[Start of Material provided]

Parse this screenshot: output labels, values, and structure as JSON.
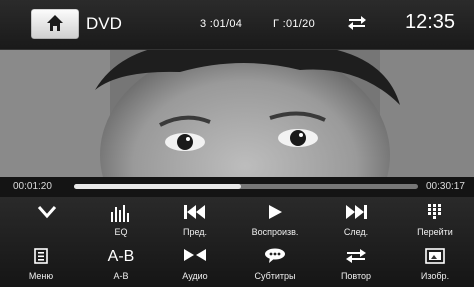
{
  "header": {
    "source": "DVD",
    "chapter": "3 :01/04",
    "title": "Г :01/20",
    "clock": "12:35"
  },
  "playback": {
    "elapsed": "00:01:20",
    "total": "00:30:17",
    "progress_fraction": 0.485
  },
  "controls": {
    "row1": [
      {
        "icon": "chevron-down-icon",
        "label": ""
      },
      {
        "icon": "equalizer-icon",
        "label": "EQ"
      },
      {
        "icon": "previous-track-icon",
        "label": "Пред."
      },
      {
        "icon": "play-icon",
        "label": "Воспроизв."
      },
      {
        "icon": "next-track-icon",
        "label": "След."
      },
      {
        "icon": "keypad-icon",
        "label": "Перейти"
      }
    ],
    "row2": [
      {
        "icon": "menu-icon",
        "label": "Меню"
      },
      {
        "icon": "ab-repeat-icon",
        "label": "A-B",
        "glyph": "A-B"
      },
      {
        "icon": "audio-icon",
        "label": "Аудио"
      },
      {
        "icon": "subtitles-icon",
        "label": "Субтитры"
      },
      {
        "icon": "repeat-icon",
        "label": "Повтор"
      },
      {
        "icon": "image-settings-icon",
        "label": "Изобр."
      }
    ]
  },
  "colors": {
    "background": "#111111",
    "text": "#ffffff",
    "progress_fill": "#e8e8e8",
    "progress_track": "#777777"
  }
}
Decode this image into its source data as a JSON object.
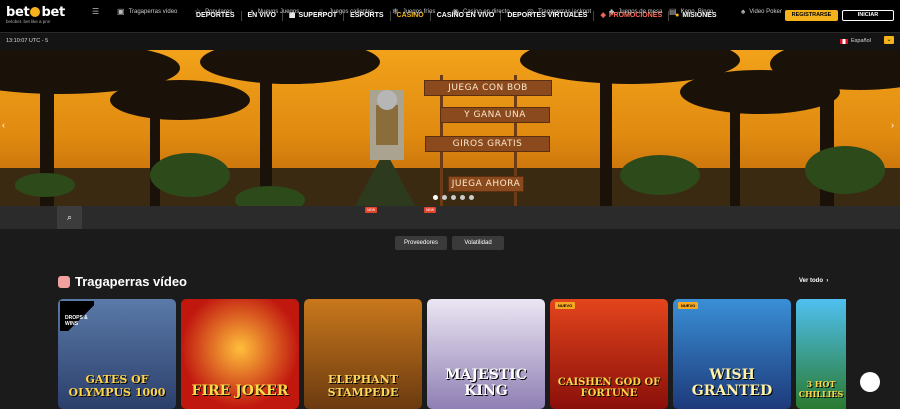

[End of Material provided]

Every entry should be returned exactly as written, minus the pictures.

Parse this screenshot: output labels, values, and structure as JSON.
{
  "header": {
    "source": "DVD",
    "chapter": "3 :01/04",
    "title": "Г :01/20",
    "clock": "12:35"
  },
  "playback": {
    "elapsed": "00:01:20",
    "total": "00:30:17",
    "progress_fraction": 0.485
  },
  "controls": {
    "row1": [
      {
        "icon": "chevron-down-icon",
        "label": ""
      },
      {
        "icon": "equalizer-icon",
        "label": "EQ"
      },
      {
        "icon": "previous-track-icon",
        "label": "Пред."
      },
      {
        "icon": "play-icon",
        "label": "Воспроизв."
      },
      {
        "icon": "next-track-icon",
        "label": "След."
      },
      {
        "icon": "keypad-icon",
        "label": "Перейти"
      }
    ],
    "row2": [
      {
        "icon": "menu-icon",
        "label": "Меню"
      },
      {
        "icon": "ab-repeat-icon",
        "label": "A-B",
        "glyph": "A-B"
      },
      {
        "icon": "audio-icon",
        "label": "Аудио"
      },
      {
        "icon": "subtitles-icon",
        "label": "Субтитры"
      },
      {
        "icon": "repeat-icon",
        "label": "Повтор"
      },
      {
        "icon": "image-settings-icon",
        "label": "Изобр."
      }
    ]
  },
  "colors": {
    "background": "#111111",
    "text": "#ffffff",
    "progress_fill": "#e8e8e8",
    "progress_track": "#777777"
  }
}
Decode this image into its source data as a JSON object.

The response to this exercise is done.